* BEGIN Data *

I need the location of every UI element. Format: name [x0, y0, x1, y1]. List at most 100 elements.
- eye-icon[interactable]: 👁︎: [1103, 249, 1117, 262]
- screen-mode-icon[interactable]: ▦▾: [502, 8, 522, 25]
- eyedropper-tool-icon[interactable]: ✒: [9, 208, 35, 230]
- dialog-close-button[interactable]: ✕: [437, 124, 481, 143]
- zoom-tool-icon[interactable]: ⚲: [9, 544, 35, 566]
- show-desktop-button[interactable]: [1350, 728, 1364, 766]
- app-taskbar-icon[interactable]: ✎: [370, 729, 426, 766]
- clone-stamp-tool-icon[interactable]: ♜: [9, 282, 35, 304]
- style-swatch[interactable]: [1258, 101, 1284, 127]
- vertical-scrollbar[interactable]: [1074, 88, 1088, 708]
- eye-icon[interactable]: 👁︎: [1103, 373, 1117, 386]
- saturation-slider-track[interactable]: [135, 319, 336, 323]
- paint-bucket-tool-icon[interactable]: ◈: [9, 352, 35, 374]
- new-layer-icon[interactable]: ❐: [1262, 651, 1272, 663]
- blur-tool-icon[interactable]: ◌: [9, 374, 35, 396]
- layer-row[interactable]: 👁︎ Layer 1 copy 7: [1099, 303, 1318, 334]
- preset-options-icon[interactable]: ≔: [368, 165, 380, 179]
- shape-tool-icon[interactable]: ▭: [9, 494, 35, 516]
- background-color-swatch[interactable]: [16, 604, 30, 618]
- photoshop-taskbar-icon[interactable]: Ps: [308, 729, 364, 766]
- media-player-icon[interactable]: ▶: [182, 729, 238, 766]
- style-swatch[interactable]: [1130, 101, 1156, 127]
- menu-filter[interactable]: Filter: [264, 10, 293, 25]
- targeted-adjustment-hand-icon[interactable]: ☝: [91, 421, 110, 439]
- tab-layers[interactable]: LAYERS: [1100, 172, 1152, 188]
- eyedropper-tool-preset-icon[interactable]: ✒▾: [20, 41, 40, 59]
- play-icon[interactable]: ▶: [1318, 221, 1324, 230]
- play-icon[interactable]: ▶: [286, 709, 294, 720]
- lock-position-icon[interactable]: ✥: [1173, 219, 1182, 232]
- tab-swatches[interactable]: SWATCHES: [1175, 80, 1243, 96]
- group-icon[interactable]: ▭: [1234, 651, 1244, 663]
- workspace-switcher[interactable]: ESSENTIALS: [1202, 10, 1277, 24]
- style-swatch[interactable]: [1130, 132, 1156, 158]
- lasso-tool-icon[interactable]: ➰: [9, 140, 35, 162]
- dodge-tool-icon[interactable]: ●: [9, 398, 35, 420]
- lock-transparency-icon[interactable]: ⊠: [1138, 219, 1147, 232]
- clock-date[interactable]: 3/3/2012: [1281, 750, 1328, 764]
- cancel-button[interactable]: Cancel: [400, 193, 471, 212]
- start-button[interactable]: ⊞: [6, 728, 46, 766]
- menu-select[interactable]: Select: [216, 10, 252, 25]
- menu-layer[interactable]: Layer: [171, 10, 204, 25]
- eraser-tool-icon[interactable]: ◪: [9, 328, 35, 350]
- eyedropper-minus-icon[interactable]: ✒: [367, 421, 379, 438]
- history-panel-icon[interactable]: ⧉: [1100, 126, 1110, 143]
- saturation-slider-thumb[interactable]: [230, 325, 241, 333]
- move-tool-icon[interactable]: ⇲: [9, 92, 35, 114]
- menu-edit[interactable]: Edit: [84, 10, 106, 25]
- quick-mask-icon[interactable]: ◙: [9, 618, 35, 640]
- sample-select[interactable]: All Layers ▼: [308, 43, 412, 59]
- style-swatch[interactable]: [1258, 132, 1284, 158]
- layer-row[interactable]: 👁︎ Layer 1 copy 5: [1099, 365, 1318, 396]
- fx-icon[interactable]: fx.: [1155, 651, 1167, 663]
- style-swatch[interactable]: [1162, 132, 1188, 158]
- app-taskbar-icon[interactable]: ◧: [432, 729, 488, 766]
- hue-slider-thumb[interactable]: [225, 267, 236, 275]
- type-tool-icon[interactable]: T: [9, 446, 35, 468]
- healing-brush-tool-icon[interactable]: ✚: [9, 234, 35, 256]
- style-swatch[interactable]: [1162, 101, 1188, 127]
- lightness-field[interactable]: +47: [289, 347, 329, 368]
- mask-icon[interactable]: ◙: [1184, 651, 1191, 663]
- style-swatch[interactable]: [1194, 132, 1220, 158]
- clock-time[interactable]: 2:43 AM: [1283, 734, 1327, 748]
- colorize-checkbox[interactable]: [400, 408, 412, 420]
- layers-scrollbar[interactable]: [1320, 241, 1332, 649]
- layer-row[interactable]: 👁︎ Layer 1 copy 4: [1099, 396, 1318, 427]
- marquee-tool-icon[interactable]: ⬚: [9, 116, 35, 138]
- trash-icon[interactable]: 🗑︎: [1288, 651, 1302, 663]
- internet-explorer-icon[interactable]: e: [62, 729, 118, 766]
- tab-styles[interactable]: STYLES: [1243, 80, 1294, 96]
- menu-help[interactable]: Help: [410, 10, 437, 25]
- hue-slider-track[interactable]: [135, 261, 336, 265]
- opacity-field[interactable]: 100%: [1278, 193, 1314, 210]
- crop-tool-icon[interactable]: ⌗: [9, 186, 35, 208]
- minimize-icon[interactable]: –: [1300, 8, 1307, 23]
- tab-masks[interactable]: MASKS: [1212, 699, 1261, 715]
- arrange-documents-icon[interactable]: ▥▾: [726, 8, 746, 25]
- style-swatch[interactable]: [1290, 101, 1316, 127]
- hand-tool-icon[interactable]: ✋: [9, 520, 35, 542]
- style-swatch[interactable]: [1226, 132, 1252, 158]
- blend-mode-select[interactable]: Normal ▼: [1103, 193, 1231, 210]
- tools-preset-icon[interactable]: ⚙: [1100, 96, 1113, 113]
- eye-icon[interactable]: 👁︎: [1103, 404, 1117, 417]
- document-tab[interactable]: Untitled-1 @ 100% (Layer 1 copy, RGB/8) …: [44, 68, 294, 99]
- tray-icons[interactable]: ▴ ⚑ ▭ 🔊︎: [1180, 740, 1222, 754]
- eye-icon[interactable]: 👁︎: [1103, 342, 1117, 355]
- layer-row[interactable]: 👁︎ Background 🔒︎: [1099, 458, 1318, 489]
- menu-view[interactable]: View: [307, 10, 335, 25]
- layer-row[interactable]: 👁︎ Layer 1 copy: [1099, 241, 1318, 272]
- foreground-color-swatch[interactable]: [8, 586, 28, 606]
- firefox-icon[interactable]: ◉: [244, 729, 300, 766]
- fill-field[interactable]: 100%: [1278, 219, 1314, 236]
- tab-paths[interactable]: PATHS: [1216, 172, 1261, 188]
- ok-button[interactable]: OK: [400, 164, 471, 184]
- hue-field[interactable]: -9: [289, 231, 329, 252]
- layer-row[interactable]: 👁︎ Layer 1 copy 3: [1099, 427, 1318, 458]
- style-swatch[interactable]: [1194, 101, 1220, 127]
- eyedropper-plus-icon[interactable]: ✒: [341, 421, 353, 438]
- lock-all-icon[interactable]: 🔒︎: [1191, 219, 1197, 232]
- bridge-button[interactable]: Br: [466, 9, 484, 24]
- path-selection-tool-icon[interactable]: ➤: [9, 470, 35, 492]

* END Data *

**Short task:**
Express the lines above as a JSON list of strings, one string per line, leaving out any blank lines.

**Solution to this exercise:**
[
  "I need the location of every UI element. Format: name [x0, y0, x1, y1]. List at most 100 elements.",
  "- eye-icon[interactable]: 👁︎: [1103, 249, 1117, 262]",
  "- screen-mode-icon[interactable]: ▦▾: [502, 8, 522, 25]",
  "- eyedropper-tool-icon[interactable]: ✒: [9, 208, 35, 230]",
  "- dialog-close-button[interactable]: ✕: [437, 124, 481, 143]",
  "- zoom-tool-icon[interactable]: ⚲: [9, 544, 35, 566]",
  "- show-desktop-button[interactable]: [1350, 728, 1364, 766]",
  "- app-taskbar-icon[interactable]: ✎: [370, 729, 426, 766]",
  "- clone-stamp-tool-icon[interactable]: ♜: [9, 282, 35, 304]",
  "- style-swatch[interactable]: [1258, 101, 1284, 127]",
  "- vertical-scrollbar[interactable]: [1074, 88, 1088, 708]",
  "- eye-icon[interactable]: 👁︎: [1103, 373, 1117, 386]",
  "- saturation-slider-track[interactable]: [135, 319, 336, 323]",
  "- paint-bucket-tool-icon[interactable]: ◈: [9, 352, 35, 374]",
  "- new-layer-icon[interactable]: ❐: [1262, 651, 1272, 663]",
  "- blur-tool-icon[interactable]: ◌: [9, 374, 35, 396]",
  "- layer-row[interactable]: 👁︎ Layer 1 copy 7: [1099, 303, 1318, 334]",
  "- preset-options-icon[interactable]: ≔: [368, 165, 380, 179]",
  "- shape-tool-icon[interactable]: ▭: [9, 494, 35, 516]",
  "- background-color-swatch[interactable]: [16, 604, 30, 618]",
  "- photoshop-taskbar-icon[interactable]: Ps: [308, 729, 364, 766]",
  "- media-player-icon[interactable]: ▶: [182, 729, 238, 766]",
  "- style-swatch[interactable]: [1130, 101, 1156, 127]",
  "- menu-filter[interactable]: Filter: [264, 10, 293, 25]",
  "- targeted-adjustment-hand-icon[interactable]: ☝: [91, 421, 110, 439]",
  "- tab-layers[interactable]: LAYERS: [1100, 172, 1152, 188]",
  "- eyedropper-tool-preset-icon[interactable]: ✒▾: [20, 41, 40, 59]",
  "- play-icon[interactable]: ▶: [1318, 221, 1324, 230]",
  "- play-icon[interactable]: ▶: [286, 709, 294, 720]",
  "- lock-position-icon[interactable]: ✥: [1173, 219, 1182, 232]",
  "- tab-swatches[interactable]: SWATCHES: [1175, 80, 1243, 96]",
  "- group-icon[interactable]: ▭: [1234, 651, 1244, 663]",
  "- workspace-switcher[interactable]: ESSENTIALS: [1202, 10, 1277, 24]",
  "- style-swatch[interactable]: [1130, 132, 1156, 158]",
  "- lasso-tool-icon[interactable]: ➰: [9, 140, 35, 162]",
  "- dodge-tool-icon[interactable]: ●: [9, 398, 35, 420]",
  "- lock-transparency-icon[interactable]: ⊠: [1138, 219, 1147, 232]",
  "- clock-date[interactable]: 3/3/2012: [1281, 750, 1328, 764]",
  "- cancel-button[interactable]: Cancel: [400, 193, 471, 212]",
  "- start-button[interactable]: ⊞: [6, 728, 46, 766]",
  "- menu-select[interactable]: Select: [216, 10, 252, 25]",
  "- menu-layer[interactable]: Layer: [171, 10, 204, 25]",
  "- eraser-tool-icon[interactable]: ◪: [9, 328, 35, 350]",
  "- eyedropper-minus-icon[interactable]: ✒: [367, 421, 379, 438]",
  "- history-panel-icon[interactable]: ⧉: [1100, 126, 1110, 143]",
  "- saturation-slider-thumb[interactable]: [230, 325, 241, 333]",
  "- move-tool-icon[interactable]: ⇲: [9, 92, 35, 114]",
  "- menu-edit[interactable]: Edit: [84, 10, 106, 25]",
  "- quick-mask-icon[interactable]: ◙: [9, 618, 35, 640]",
  "- sample-select[interactable]: All Layers ▼: [308, 43, 412, 59]",
  "- style-swatch[interactable]: [1258, 132, 1284, 158]",
  "- layer-row[interactable]: 👁︎ Layer 1 copy 5: [1099, 365, 1318, 396]",
  "- fx-icon[interactable]: fx.: [1155, 651, 1167, 663]",
  "- style-swatch[interactable]: [1162, 132, 1188, 158]",
  "- app-taskbar-icon[interactable]: ◧: [432, 729, 488, 766]",
  "- hue-slider-thumb[interactable]: [225, 267, 236, 275]",
  "- type-tool-icon[interactable]: T: [9, 446, 35, 468]",
  "- healing-brush-tool-icon[interactable]: ✚: [9, 234, 35, 256]",
  "- style-swatch[interactable]: [1162, 101, 1188, 127]",
  "- lightness-field[interactable]: +47: [289, 347, 329, 368]",
  "- mask-icon[interactable]: ◙: [1184, 651, 1191, 663]",
  "- style-swatch[interactable]: [1194, 132, 1220, 158]",
  "- clock-time[interactable]: 2:43 AM: [1283, 734, 1327, 748]",
  "- colorize-checkbox[interactable]: [400, 408, 412, 420]",
  "- layers-scrollbar[interactable]: [1320, 241, 1332, 649]",
  "- layer-row[interactable]: 👁︎ Layer 1 copy 4: [1099, 396, 1318, 427]",
  "- marquee-tool-icon[interactable]: ⬚: [9, 116, 35, 138]",
  "- trash-icon[interactable]: 🗑︎: [1288, 651, 1302, 663]",
  "- internet-explorer-icon[interactable]: e: [62, 729, 118, 766]",
  "- tab-styles[interactable]: STYLES: [1243, 80, 1294, 96]",
  "- menu-help[interactable]: Help: [410, 10, 437, 25]",
  "- hue-slider-track[interactable]: [135, 261, 336, 265]",
  "- opacity-field[interactable]: 100%: [1278, 193, 1314, 210]",
  "- crop-tool-icon[interactable]: ⌗: [9, 186, 35, 208]",
  "- minimize-icon[interactable]: –: [1300, 8, 1307, 23]",
  "- tab-masks[interactable]: MASKS: [1212, 699, 1261, 715]",
  "- arrange-documents-icon[interactable]: ▥▾: [726, 8, 746, 25]",
  "- style-swatch[interactable]: [1290, 101, 1316, 127]",
  "- hand-tool-icon[interactable]: ✋: [9, 520, 35, 542]",
  "- style-swatch[interactable]: [1226, 132, 1252, 158]",
  "- blend-mode-select[interactable]: Normal ▼: [1103, 193, 1231, 210]",
  "- tools-preset-icon[interactable]: ⚙: [1100, 96, 1113, 113]",
  "- eye-icon[interactable]: 👁︎: [1103, 404, 1117, 417]",
  "- document-tab[interactable]: Untitled-1 @ 100% (Layer 1 copy, RGB/8) …: [44, 68, 294, 99]",
  "- tray-icons[interactable]: ▴ ⚑ ▭ 🔊︎: [1180, 740, 1222, 754]",
  "- eye-icon[interactable]: 👁︎: [1103, 342, 1117, 355]",
  "- layer-row[interactable]: 👁︎ Background 🔒︎: [1099, 458, 1318, 489]",
  "- menu-view[interactable]: View: [307, 10, 335, 25]",
  "- layer-row[interactable]: 👁︎ Layer 1 copy: [1099, 241, 1318, 272]",
  "- foreground-color-swatch[interactable]: [8, 586, 28, 606]",
  "- firefox-icon[interactable]: ◉: [244, 729, 300, 766]",
  "- fill-field[interactable]: 100%: [1278, 219, 1314, 236]",
  "- tab-paths[interactable]: PATHS: [1216, 172, 1261, 188]",
  "- ok-button[interactable]: OK: [400, 164, 471, 184]",
  "- hue-field[interactable]: -9: [289, 231, 329, 252]",
  "- layer-row[interactable]: 👁︎ Layer 1 copy 3: [1099, 427, 1318, 458]",
  "- style-swatch[interactable]: [1194, 101, 1220, 127]",
  "- eyedropper-plus-icon[interactable]: ✒: [341, 421, 353, 438]",
  "- lock-all-icon[interactable]: 🔒︎: [1191, 219, 1197, 232]",
  "- bridge-button[interactable]: Br: [466, 9, 484, 24]",
  "- path-selection-tool-icon[interactable]: ➤: [9, 470, 35, 492]"
]